What you should do:
Sift the material for lines containing "Median", and return them.

Provided material:
-------

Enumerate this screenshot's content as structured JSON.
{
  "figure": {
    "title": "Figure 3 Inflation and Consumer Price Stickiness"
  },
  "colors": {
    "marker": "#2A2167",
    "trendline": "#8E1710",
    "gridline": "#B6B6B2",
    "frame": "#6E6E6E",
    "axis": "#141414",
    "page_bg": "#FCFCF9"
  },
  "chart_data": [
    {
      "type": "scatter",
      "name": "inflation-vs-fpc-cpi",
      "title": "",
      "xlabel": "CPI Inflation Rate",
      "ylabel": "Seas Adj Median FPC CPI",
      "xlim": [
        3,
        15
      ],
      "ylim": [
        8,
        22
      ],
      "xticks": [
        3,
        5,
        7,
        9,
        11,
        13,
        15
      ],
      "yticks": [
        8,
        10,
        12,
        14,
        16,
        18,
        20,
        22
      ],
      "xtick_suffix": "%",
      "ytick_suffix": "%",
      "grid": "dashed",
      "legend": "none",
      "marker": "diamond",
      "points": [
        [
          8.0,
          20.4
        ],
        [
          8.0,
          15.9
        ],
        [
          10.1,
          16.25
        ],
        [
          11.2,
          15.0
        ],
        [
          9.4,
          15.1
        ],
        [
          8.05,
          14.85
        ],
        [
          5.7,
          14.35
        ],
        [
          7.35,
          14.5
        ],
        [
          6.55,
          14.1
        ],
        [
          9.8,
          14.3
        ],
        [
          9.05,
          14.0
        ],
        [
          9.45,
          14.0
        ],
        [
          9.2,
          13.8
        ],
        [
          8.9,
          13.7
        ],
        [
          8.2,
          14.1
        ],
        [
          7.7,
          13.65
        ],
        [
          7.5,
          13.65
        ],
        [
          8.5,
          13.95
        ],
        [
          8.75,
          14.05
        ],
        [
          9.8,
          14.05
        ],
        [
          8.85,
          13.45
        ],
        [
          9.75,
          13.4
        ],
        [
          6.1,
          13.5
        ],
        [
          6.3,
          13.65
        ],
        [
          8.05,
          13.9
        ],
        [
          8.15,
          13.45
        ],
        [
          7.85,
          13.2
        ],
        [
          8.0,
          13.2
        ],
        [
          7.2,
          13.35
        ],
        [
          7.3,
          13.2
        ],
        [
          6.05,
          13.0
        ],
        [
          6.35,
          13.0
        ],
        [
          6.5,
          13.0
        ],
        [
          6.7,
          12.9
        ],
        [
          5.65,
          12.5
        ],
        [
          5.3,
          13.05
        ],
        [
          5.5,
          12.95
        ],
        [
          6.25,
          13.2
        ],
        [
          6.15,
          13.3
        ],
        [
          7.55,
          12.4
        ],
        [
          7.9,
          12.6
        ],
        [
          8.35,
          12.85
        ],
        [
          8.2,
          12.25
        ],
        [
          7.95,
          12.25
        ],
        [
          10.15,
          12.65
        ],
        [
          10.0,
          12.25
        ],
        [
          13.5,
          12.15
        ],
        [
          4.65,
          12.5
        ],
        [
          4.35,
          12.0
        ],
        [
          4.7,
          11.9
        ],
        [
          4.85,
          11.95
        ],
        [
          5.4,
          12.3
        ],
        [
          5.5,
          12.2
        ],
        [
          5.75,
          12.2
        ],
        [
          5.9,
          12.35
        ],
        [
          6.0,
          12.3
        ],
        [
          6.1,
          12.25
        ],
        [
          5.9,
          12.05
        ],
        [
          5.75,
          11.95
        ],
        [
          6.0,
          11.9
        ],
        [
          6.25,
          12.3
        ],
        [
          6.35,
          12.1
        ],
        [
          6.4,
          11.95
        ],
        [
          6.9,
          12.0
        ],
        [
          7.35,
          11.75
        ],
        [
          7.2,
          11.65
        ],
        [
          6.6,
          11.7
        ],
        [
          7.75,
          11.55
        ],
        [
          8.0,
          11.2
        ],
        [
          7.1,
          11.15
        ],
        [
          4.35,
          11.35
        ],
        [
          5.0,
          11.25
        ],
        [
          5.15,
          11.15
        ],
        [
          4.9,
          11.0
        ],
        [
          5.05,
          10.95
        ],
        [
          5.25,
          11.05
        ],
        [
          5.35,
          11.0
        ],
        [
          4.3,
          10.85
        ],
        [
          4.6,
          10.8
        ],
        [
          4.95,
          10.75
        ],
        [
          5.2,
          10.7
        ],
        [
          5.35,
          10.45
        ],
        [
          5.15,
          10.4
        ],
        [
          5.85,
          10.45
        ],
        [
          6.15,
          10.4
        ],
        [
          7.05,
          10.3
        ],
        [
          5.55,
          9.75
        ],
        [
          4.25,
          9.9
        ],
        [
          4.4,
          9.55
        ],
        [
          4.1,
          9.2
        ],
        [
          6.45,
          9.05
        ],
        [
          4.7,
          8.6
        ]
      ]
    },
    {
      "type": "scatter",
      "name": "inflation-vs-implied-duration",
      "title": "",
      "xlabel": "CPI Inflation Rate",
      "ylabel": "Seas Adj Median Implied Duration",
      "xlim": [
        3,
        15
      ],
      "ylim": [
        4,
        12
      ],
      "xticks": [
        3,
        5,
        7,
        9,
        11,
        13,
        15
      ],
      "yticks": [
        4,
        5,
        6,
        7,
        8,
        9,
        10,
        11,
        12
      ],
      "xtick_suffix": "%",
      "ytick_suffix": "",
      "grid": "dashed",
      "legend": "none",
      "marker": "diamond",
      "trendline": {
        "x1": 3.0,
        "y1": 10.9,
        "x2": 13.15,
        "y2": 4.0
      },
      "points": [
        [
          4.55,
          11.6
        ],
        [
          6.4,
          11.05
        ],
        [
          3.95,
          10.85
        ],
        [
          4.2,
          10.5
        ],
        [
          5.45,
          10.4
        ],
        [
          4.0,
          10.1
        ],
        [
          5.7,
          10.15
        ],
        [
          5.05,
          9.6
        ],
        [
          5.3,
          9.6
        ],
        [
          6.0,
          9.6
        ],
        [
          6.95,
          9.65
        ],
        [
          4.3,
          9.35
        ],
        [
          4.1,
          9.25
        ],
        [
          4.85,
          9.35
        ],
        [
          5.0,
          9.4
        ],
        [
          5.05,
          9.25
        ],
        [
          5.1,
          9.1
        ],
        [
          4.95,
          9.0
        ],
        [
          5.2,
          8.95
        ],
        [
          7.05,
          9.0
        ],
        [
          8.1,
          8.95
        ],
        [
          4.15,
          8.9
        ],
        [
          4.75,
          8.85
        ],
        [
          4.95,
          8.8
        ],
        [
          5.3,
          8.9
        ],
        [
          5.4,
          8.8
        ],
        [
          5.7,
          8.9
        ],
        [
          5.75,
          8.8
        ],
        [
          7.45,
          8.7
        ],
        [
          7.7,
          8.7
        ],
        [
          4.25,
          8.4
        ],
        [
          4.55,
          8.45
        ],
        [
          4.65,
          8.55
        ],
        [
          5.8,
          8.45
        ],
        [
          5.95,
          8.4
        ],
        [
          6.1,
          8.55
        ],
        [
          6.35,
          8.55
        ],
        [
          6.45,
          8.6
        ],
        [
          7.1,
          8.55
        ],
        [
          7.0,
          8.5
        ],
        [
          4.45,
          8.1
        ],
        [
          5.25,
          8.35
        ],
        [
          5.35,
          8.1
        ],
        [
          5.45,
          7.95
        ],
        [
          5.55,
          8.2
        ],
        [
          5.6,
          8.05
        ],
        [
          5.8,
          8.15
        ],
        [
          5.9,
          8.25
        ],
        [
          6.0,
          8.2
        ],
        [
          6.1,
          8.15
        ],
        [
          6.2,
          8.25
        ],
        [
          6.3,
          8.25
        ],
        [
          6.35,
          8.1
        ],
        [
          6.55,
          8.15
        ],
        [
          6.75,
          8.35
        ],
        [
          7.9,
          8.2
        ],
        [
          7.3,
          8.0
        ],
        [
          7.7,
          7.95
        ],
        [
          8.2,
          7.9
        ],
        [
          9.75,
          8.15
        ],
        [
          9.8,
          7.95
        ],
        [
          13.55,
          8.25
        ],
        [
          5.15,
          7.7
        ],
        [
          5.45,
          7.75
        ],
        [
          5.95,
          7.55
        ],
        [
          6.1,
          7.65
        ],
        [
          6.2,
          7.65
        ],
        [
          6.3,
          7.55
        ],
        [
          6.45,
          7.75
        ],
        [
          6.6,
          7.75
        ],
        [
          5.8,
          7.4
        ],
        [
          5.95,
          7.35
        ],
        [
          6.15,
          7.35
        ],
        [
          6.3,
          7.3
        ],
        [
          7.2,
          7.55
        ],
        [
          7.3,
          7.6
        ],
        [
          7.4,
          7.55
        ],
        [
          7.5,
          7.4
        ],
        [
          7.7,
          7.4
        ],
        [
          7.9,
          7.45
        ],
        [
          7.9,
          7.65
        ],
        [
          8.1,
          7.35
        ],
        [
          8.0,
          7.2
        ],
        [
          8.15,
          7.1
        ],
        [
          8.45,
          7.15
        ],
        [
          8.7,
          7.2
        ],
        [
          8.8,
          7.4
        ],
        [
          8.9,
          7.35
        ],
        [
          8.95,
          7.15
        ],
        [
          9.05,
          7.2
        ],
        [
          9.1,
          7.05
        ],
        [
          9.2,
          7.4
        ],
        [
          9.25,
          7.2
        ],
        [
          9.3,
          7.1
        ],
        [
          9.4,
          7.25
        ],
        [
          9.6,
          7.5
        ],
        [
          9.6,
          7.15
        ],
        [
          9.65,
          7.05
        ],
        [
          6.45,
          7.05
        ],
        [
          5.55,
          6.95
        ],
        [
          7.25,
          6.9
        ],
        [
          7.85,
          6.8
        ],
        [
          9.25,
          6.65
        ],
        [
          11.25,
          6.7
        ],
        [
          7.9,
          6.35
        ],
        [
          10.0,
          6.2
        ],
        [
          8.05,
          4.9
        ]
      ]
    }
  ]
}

-------

Finished exercise:
      "ylabel": "Seas Adj Median FPC CPI",
      "ylabel": "Seas Adj Median Implied Duration",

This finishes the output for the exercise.